- [EXCERPTED RECORDS]

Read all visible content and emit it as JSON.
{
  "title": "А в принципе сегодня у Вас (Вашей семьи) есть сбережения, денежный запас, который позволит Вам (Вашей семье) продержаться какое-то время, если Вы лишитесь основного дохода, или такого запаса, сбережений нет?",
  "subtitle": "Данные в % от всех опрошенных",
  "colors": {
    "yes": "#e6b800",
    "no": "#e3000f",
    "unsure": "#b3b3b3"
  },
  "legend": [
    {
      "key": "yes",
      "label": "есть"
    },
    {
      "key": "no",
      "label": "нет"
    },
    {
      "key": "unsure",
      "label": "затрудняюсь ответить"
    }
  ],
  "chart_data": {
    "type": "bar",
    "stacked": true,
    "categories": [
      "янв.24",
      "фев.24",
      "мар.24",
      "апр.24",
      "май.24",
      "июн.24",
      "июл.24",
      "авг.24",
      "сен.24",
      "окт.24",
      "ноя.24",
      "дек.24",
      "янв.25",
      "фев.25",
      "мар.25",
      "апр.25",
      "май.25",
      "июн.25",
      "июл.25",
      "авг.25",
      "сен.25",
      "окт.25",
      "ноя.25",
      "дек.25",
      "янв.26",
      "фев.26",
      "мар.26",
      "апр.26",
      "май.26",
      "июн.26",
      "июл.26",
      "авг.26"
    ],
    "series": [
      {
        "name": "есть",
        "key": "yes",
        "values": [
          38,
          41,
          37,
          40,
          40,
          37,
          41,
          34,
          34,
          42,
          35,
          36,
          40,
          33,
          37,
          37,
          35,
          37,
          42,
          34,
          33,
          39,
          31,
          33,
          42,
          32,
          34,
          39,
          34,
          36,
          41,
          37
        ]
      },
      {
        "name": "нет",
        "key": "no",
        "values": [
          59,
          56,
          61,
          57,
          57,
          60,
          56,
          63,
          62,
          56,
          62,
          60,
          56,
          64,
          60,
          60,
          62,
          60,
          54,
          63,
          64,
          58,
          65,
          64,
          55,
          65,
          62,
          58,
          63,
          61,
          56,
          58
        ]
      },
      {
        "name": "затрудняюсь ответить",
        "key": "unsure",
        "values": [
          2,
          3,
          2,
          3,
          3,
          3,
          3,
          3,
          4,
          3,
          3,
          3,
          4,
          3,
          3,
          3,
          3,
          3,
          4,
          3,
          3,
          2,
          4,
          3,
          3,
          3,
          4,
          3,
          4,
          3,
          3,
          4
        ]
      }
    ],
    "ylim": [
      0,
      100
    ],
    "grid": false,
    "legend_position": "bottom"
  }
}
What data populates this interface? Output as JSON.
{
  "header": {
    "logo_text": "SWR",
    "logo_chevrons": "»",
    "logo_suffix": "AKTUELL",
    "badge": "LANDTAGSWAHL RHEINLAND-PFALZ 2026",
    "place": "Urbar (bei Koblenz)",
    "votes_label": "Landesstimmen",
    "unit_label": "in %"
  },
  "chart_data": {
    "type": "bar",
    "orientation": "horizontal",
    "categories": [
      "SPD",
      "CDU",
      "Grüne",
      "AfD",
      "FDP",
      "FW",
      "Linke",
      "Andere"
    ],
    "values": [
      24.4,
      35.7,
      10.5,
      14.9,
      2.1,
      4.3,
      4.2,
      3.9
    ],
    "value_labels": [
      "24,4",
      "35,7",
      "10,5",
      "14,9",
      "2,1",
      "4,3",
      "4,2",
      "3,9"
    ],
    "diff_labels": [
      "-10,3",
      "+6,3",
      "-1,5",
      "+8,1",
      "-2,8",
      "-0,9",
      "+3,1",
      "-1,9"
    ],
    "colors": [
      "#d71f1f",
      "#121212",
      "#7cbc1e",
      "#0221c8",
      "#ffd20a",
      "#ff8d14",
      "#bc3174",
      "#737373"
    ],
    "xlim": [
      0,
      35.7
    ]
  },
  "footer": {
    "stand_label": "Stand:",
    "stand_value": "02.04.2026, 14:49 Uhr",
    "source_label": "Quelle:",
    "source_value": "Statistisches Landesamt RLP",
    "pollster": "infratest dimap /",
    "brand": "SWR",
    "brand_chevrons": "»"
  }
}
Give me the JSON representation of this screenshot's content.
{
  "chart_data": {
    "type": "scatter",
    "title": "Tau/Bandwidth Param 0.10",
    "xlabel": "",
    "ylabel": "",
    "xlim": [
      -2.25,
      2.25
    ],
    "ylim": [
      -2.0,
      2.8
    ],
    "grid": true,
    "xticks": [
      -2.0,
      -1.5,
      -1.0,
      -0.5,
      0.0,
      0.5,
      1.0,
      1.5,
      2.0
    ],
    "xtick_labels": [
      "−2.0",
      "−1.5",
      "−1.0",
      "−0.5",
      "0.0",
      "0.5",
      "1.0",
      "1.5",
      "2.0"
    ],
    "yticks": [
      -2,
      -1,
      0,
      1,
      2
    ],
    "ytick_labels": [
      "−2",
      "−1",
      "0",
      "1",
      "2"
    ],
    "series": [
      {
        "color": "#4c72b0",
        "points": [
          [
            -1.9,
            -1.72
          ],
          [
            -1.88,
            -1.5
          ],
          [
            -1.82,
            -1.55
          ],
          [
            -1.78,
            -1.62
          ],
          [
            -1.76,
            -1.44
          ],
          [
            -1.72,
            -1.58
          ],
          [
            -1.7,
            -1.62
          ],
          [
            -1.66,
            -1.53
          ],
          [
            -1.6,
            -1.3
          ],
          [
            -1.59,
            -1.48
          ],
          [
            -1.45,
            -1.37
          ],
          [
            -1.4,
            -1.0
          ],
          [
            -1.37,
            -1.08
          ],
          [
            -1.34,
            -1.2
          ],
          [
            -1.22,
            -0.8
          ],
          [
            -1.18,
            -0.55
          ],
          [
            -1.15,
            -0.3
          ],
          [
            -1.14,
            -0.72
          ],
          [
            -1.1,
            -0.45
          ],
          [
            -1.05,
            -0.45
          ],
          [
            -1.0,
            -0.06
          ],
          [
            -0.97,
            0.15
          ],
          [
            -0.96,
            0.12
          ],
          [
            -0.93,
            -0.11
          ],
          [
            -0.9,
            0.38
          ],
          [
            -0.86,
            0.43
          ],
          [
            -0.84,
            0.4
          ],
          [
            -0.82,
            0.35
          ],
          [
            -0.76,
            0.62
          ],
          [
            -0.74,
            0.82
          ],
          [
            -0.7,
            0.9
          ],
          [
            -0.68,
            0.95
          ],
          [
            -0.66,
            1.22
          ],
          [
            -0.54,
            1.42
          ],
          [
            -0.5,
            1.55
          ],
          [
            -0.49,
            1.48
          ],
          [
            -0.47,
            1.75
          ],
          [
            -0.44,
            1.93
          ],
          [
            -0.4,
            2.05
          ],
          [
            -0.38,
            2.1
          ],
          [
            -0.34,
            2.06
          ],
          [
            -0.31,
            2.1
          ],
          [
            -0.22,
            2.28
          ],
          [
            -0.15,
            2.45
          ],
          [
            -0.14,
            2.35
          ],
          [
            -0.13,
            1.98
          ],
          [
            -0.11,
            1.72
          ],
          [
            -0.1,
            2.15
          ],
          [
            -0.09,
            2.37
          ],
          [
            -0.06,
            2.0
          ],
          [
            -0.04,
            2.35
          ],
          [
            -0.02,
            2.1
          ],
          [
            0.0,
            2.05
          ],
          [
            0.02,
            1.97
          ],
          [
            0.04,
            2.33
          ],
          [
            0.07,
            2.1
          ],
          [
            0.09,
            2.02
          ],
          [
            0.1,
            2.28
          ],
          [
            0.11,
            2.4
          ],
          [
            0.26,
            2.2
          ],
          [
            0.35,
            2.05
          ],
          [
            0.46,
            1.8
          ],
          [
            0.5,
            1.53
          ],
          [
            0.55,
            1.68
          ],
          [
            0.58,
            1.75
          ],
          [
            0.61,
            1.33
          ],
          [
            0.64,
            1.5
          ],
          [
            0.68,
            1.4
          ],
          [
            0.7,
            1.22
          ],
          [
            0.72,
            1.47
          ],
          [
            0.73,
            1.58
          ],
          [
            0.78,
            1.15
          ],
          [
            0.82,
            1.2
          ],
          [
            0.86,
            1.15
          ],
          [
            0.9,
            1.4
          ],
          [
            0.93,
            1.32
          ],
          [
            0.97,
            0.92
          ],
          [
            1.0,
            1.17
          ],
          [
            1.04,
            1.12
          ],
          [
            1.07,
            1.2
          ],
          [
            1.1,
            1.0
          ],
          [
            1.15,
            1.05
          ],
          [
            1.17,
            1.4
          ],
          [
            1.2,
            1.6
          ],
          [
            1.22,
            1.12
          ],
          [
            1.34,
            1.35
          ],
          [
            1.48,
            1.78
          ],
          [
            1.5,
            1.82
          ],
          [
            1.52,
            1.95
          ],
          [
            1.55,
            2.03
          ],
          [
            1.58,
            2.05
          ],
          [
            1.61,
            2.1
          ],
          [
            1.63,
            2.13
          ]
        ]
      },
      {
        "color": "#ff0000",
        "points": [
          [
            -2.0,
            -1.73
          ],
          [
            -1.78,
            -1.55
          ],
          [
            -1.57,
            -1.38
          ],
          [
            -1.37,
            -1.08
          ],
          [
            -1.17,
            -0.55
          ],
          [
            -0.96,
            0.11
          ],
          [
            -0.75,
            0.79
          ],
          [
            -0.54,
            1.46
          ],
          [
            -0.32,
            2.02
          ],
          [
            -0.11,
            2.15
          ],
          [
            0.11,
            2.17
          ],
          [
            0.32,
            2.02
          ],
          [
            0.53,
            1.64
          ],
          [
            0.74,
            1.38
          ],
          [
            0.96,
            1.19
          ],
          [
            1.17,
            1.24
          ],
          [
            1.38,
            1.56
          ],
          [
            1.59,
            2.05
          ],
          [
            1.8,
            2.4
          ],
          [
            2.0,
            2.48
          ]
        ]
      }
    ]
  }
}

- [PROBLEM REQUIREMENTS]
Locate the word "JSON" in the records and collect each line it appears in.

- [RESULT FOR THIS EXERCISE]
Read all visible content and emit it as JSON.
What data populates this interface? Output as JSON.
Give me the JSON representation of this screenshot's content.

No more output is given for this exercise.